What you should do: Return every record below exactly as written, but leave out the pictures.

*** Provided data

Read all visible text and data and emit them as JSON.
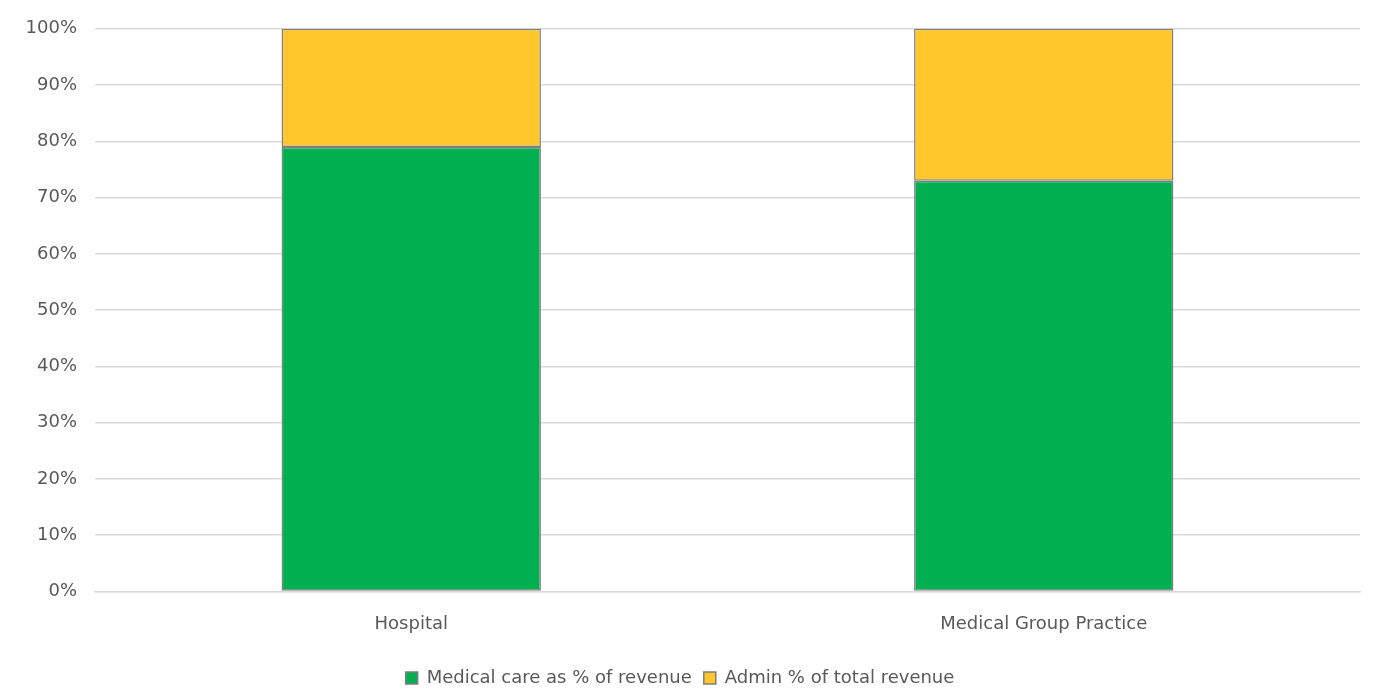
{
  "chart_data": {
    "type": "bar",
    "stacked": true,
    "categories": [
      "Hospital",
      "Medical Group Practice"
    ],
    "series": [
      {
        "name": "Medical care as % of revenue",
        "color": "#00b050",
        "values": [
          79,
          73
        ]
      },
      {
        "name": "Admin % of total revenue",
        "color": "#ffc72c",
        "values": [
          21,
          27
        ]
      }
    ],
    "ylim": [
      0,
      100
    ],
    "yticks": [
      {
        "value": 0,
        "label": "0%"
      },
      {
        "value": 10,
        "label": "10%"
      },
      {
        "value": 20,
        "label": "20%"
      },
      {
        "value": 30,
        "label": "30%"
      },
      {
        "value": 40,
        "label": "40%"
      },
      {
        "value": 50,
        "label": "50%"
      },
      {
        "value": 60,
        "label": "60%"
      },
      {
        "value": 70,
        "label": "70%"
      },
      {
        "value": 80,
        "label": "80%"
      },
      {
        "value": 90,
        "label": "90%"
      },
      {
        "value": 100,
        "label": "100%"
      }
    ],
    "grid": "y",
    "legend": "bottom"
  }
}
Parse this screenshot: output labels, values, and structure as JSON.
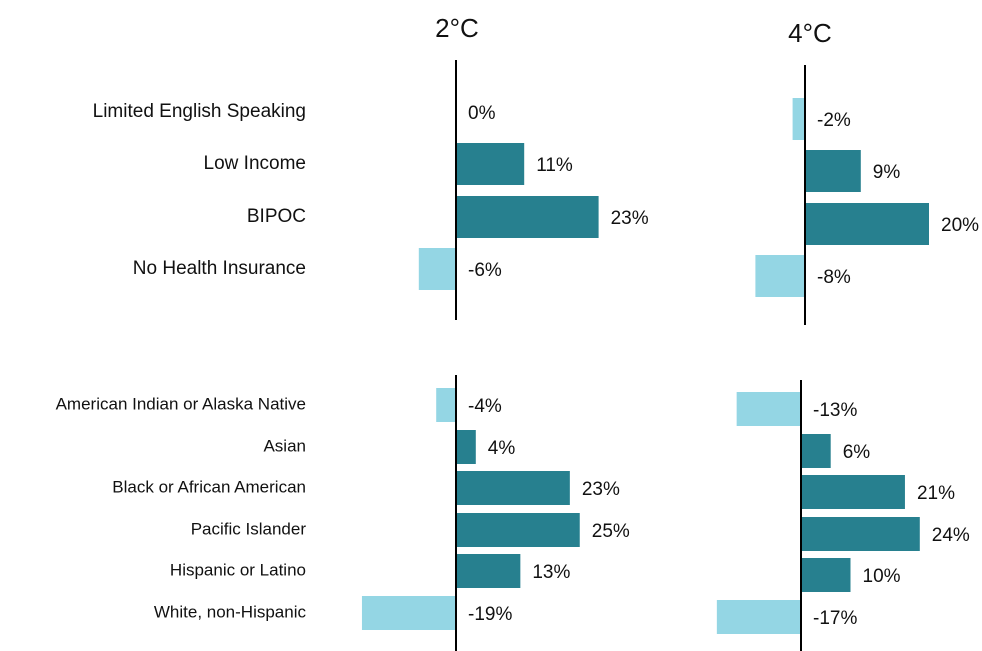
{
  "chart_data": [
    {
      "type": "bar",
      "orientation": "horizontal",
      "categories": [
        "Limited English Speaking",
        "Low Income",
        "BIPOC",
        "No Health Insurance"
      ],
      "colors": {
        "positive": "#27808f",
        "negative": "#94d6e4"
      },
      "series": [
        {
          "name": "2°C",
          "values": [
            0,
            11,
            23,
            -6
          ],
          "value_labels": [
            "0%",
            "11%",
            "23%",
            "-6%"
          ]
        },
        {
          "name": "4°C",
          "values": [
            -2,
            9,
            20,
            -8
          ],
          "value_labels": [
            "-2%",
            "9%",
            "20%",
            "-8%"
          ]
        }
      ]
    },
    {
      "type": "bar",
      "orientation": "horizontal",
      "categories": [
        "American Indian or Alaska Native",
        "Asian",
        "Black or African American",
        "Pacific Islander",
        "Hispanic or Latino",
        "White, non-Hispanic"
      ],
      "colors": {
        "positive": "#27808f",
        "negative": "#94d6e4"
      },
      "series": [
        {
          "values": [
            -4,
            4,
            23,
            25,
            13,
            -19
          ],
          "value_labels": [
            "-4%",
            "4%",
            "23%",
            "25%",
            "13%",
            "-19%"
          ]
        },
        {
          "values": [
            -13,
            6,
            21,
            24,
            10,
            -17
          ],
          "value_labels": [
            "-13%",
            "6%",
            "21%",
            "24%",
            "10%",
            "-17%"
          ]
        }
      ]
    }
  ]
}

******

Reply to the exercise:
Read all visible text and data and emit them as JSON.
{
  "chart_data": {
    "type": "bar",
    "stacked": true,
    "categories": [
      "Hospital",
      "Medical Group Practice"
    ],
    "series": [
      {
        "name": "Medical care as % of revenue",
        "color": "#00b050",
        "values": [
          79,
          73
        ]
      },
      {
        "name": "Admin % of total revenue",
        "color": "#ffc72c",
        "values": [
          21,
          27
        ]
      }
    ],
    "ylim": [
      0,
      100
    ],
    "yticks": [
      {
        "value": 0,
        "label": "0%"
      },
      {
        "value": 10,
        "label": "10%"
      },
      {
        "value": 20,
        "label": "20%"
      },
      {
        "value": 30,
        "label": "30%"
      },
      {
        "value": 40,
        "label": "40%"
      },
      {
        "value": 50,
        "label": "50%"
      },
      {
        "value": 60,
        "label": "60%"
      },
      {
        "value": 70,
        "label": "70%"
      },
      {
        "value": 80,
        "label": "80%"
      },
      {
        "value": 90,
        "label": "90%"
      },
      {
        "value": 100,
        "label": "100%"
      }
    ],
    "grid": "y",
    "legend": "bottom"
  }
}
Parse this screenshot: output labels, values, and structure as JSON.
{
  "chart_data": [
    {
      "type": "bar",
      "orientation": "horizontal",
      "categories": [
        "Limited English Speaking",
        "Low Income",
        "BIPOC",
        "No Health Insurance"
      ],
      "colors": {
        "positive": "#27808f",
        "negative": "#94d6e4"
      },
      "series": [
        {
          "name": "2°C",
          "values": [
            0,
            11,
            23,
            -6
          ],
          "value_labels": [
            "0%",
            "11%",
            "23%",
            "-6%"
          ]
        },
        {
          "name": "4°C",
          "values": [
            -2,
            9,
            20,
            -8
          ],
          "value_labels": [
            "-2%",
            "9%",
            "20%",
            "-8%"
          ]
        }
      ]
    },
    {
      "type": "bar",
      "orientation": "horizontal",
      "categories": [
        "American Indian or Alaska Native",
        "Asian",
        "Black or African American",
        "Pacific Islander",
        "Hispanic or Latino",
        "White, non-Hispanic"
      ],
      "colors": {
        "positive": "#27808f",
        "negative": "#94d6e4"
      },
      "series": [
        {
          "values": [
            -4,
            4,
            23,
            25,
            13,
            -19
          ],
          "value_labels": [
            "-4%",
            "4%",
            "23%",
            "25%",
            "13%",
            "-19%"
          ]
        },
        {
          "values": [
            -13,
            6,
            21,
            24,
            10,
            -17
          ],
          "value_labels": [
            "-13%",
            "6%",
            "21%",
            "24%",
            "10%",
            "-17%"
          ]
        }
      ]
    }
  ]
}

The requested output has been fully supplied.